#### [Short problem]
Retype all of the listing exactly, passing over any picture you find.

-------- Provided data

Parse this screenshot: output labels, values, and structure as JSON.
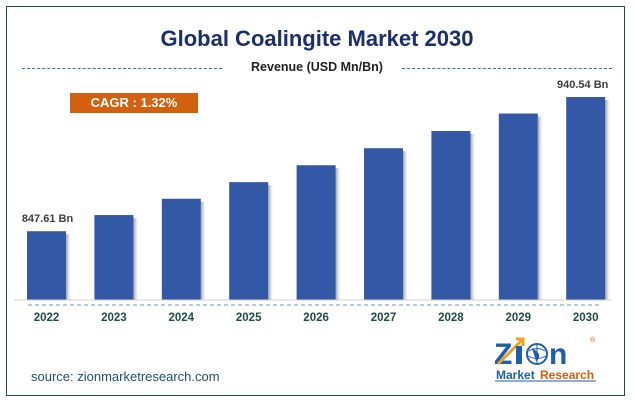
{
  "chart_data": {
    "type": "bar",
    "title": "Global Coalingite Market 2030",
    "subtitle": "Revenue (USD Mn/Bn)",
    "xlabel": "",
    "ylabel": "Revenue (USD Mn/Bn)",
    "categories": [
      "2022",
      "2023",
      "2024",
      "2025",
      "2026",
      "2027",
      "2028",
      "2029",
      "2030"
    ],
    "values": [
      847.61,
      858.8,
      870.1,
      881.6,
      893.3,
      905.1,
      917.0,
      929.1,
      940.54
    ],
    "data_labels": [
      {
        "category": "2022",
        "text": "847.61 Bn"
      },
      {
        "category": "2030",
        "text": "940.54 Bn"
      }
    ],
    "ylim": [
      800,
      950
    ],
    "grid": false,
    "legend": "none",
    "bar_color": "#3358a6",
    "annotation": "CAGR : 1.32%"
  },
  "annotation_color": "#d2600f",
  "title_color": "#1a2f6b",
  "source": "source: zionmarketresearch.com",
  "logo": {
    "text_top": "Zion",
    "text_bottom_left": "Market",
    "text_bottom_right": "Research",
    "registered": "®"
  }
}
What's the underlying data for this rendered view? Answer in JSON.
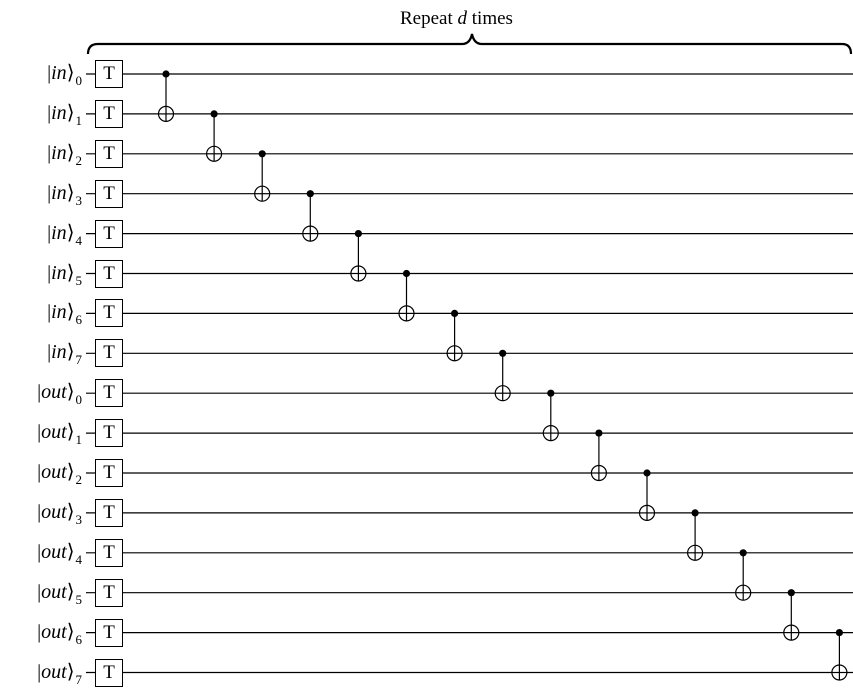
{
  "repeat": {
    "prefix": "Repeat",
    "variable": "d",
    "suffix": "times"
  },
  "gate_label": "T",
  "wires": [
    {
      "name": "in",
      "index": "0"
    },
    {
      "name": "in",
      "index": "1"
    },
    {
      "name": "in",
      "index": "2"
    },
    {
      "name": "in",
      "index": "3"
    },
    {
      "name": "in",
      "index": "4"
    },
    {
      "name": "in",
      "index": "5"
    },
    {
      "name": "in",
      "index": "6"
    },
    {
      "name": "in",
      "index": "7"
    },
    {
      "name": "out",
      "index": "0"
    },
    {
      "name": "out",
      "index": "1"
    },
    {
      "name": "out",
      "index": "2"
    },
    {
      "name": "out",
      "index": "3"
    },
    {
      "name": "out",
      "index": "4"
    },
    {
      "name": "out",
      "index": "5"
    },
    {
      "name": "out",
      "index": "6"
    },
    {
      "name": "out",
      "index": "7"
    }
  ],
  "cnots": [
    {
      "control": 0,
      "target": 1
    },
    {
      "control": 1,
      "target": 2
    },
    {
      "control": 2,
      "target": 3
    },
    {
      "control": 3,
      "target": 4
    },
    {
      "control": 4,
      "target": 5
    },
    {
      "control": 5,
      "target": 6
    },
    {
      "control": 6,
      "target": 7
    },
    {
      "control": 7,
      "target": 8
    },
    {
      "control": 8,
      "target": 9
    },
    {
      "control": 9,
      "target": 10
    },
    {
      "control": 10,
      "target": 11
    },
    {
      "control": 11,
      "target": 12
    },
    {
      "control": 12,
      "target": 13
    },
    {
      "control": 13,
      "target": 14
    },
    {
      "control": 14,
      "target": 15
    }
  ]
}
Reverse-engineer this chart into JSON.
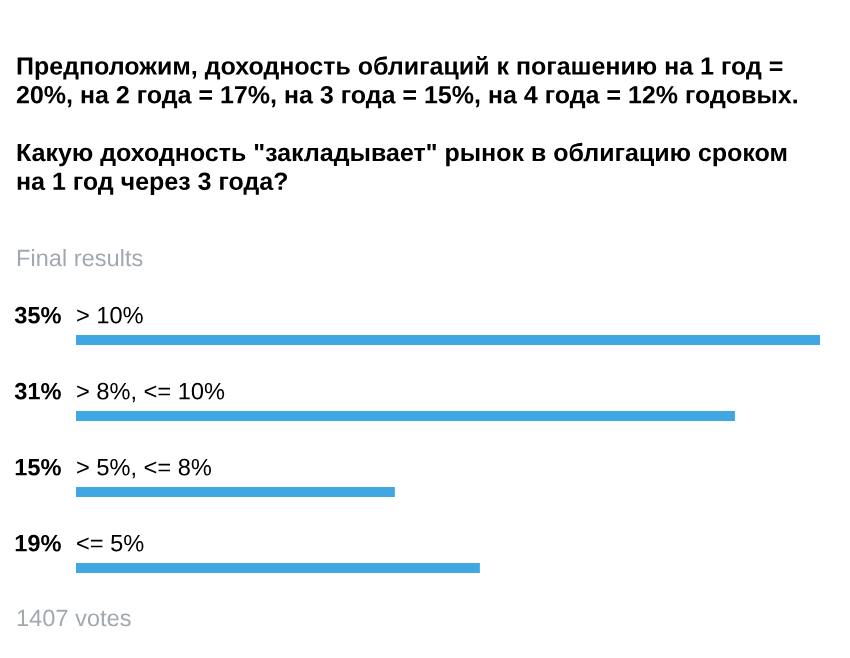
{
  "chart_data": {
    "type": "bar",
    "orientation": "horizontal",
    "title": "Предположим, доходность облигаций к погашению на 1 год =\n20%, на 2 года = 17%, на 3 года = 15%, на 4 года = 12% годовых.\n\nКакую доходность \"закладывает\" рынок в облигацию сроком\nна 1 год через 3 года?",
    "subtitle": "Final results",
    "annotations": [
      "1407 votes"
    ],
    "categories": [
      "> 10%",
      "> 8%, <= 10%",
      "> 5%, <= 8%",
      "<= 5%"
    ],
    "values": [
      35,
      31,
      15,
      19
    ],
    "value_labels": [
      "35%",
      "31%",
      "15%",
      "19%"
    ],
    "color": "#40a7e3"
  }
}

----------------

#### [Response]
Parse this screenshot: output labels, values, and structure as JSON.
{
  "chart_data": {
    "type": "bar",
    "title": "Global Coalingite Market 2030",
    "subtitle": "Revenue (USD Mn/Bn)",
    "xlabel": "",
    "ylabel": "Revenue (USD Mn/Bn)",
    "categories": [
      "2022",
      "2023",
      "2024",
      "2025",
      "2026",
      "2027",
      "2028",
      "2029",
      "2030"
    ],
    "values": [
      847.61,
      858.8,
      870.1,
      881.6,
      893.3,
      905.1,
      917.0,
      929.1,
      940.54
    ],
    "data_labels": [
      {
        "category": "2022",
        "text": "847.61 Bn"
      },
      {
        "category": "2030",
        "text": "940.54 Bn"
      }
    ],
    "ylim": [
      800,
      950
    ],
    "grid": false,
    "legend": "none",
    "bar_color": "#3358a6",
    "annotation": "CAGR : 1.32%"
  },
  "annotation_color": "#d2600f",
  "title_color": "#1a2f6b",
  "source": "source: zionmarketresearch.com",
  "logo": {
    "text_top": "Zion",
    "text_bottom_left": "Market",
    "text_bottom_right": "Research",
    "registered": "®"
  }
}
What's the underlying data for this rendered view? Answer in JSON.
{
  "repeat": {
    "prefix": "Repeat",
    "variable": "d",
    "suffix": "times"
  },
  "gate_label": "T",
  "wires": [
    {
      "name": "in",
      "index": "0"
    },
    {
      "name": "in",
      "index": "1"
    },
    {
      "name": "in",
      "index": "2"
    },
    {
      "name": "in",
      "index": "3"
    },
    {
      "name": "in",
      "index": "4"
    },
    {
      "name": "in",
      "index": "5"
    },
    {
      "name": "in",
      "index": "6"
    },
    {
      "name": "in",
      "index": "7"
    },
    {
      "name": "out",
      "index": "0"
    },
    {
      "name": "out",
      "index": "1"
    },
    {
      "name": "out",
      "index": "2"
    },
    {
      "name": "out",
      "index": "3"
    },
    {
      "name": "out",
      "index": "4"
    },
    {
      "name": "out",
      "index": "5"
    },
    {
      "name": "out",
      "index": "6"
    },
    {
      "name": "out",
      "index": "7"
    }
  ],
  "cnots": [
    {
      "control": 0,
      "target": 1
    },
    {
      "control": 1,
      "target": 2
    },
    {
      "control": 2,
      "target": 3
    },
    {
      "control": 3,
      "target": 4
    },
    {
      "control": 4,
      "target": 5
    },
    {
      "control": 5,
      "target": 6
    },
    {
      "control": 6,
      "target": 7
    },
    {
      "control": 7,
      "target": 8
    },
    {
      "control": 8,
      "target": 9
    },
    {
      "control": 9,
      "target": 10
    },
    {
      "control": 10,
      "target": 11
    },
    {
      "control": 11,
      "target": 12
    },
    {
      "control": 12,
      "target": 13
    },
    {
      "control": 13,
      "target": 14
    },
    {
      "control": 14,
      "target": 15
    }
  ]
}
Reverse-engineer this chart into JSON.
{
  "chart_data": {
    "type": "bar",
    "orientation": "horizontal",
    "title": "Предположим, доходность облигаций к погашению на 1 год =\n20%, на 2 года = 17%, на 3 года = 15%, на 4 года = 12% годовых.\n\nКакую доходность \"закладывает\" рынок в облигацию сроком\nна 1 год через 3 года?",
    "subtitle": "Final results",
    "annotations": [
      "1407 votes"
    ],
    "categories": [
      "> 10%",
      "> 8%, <= 10%",
      "> 5%, <= 8%",
      "<= 5%"
    ],
    "values": [
      35,
      31,
      15,
      19
    ],
    "value_labels": [
      "35%",
      "31%",
      "15%",
      "19%"
    ],
    "color": "#40a7e3"
  }
}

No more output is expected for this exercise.